**Testo estratto**
_ _ _ _ _ _ _
Siccome è ancora estate e manca ancora qualche giorno agli US Open, le notizie tennistiche scarseggiano. E allora i giornalisti devono pur inventarsi qualcosa per riempire le pagine dei giornali o dei siti web. Il tennis, come qualsiasi altro ambiente, vive di fazioni contrapposte e schierate che campano in pace armata, perché la guerra non fa bene a nessuno. In Italia abbiamo un solo torneo, Roma, e se vuoi andarci a fare il tuo mestiere non devi rompere le scatole alla FIT, perché decide lei gli accrediti e guai a essere un nemico o, peggio, una testata web (ma vanno bene i giornali locali da 500 copie, le riviste che non pubblicano più, i giornalisti analfabeti o quelli che copiano i pezzi a quelli del web).
_ _ _ _ _ _ _
**Materiale fornito**
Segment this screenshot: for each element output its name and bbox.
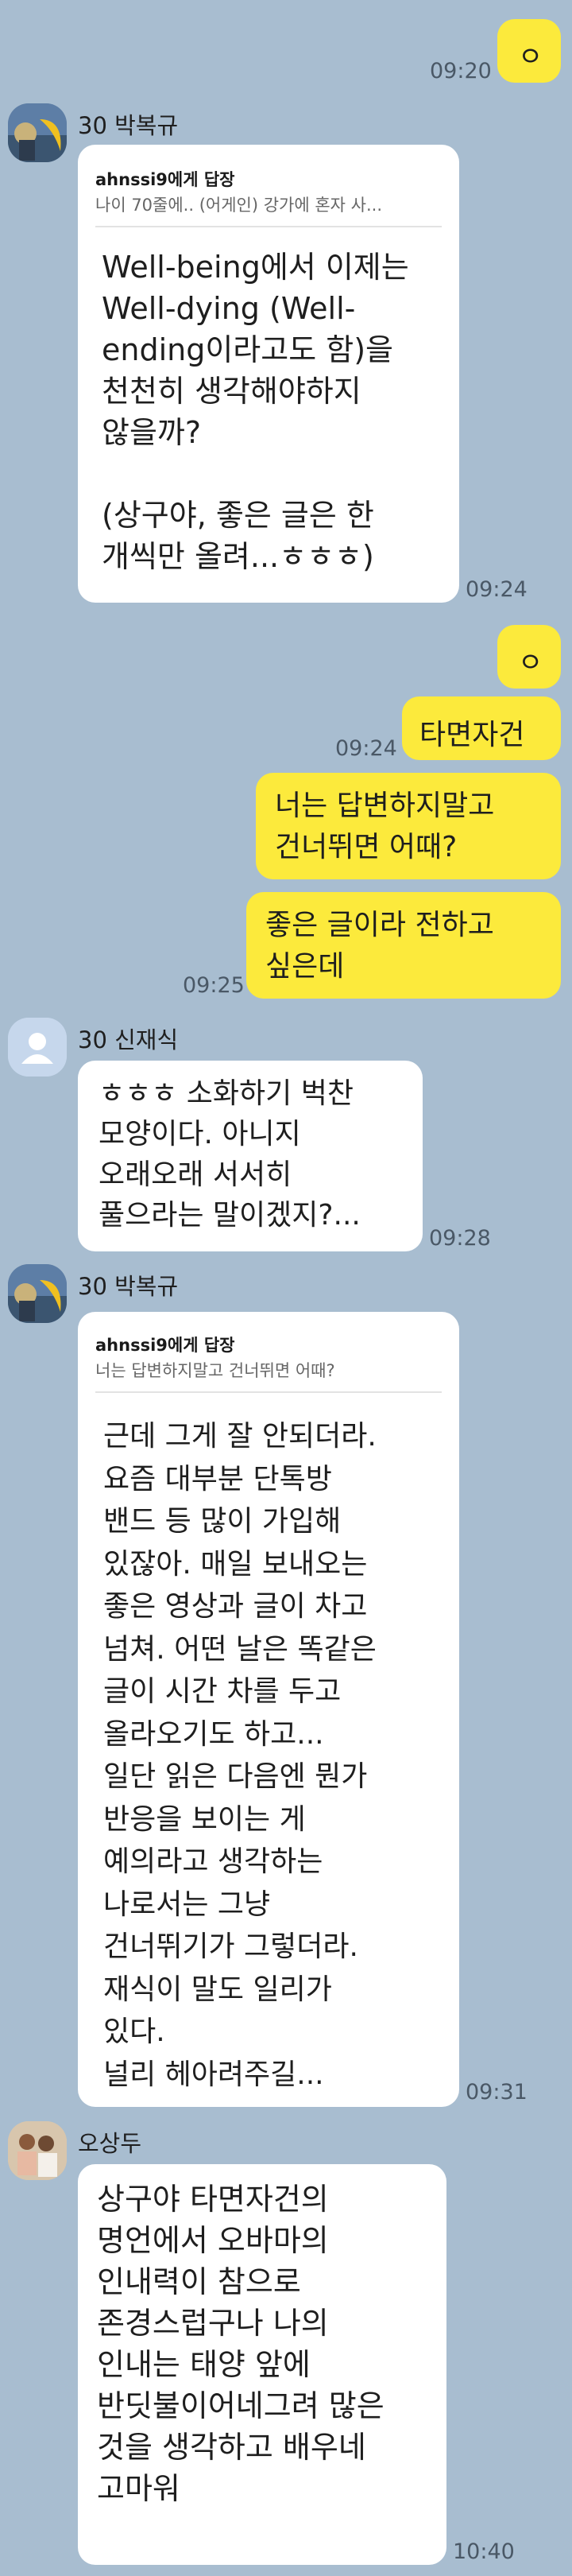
_ _ _ _ _ _ _
**Consegna**
Trascrivi senza modifiche il passo del testo estratto che si apre con le parole contenenti "Siccome è ancora" e si chiude con "quelli del web).".

**Risposta**
Siccome è ancora estate e manca ancora qualche giorno agli US Open, le notizie tennistiche scarseggiano. E allora i giornalisti devono pur inventarsi qualcosa per riempire le pagine dei giornali o dei siti web. Il tennis, come qualsiasi altro ambiente, vive di fazioni contrapposte e schierate che campano in pace armata, perché la guerra non fa bene a nessuno. In Italia abbiamo un solo torneo, Roma, e se vuoi andarci a fare il tuo mestiere non devi rompere le scatole alla FIT, perché decide lei gli accrediti e guai a essere un nemico o, peggio, una testata web (ma vanno bene i giornali locali da 500 copie, le riviste che non pubblicano più, i giornalisti analfabeti o quelli che copiano i pezzi a quelli del web).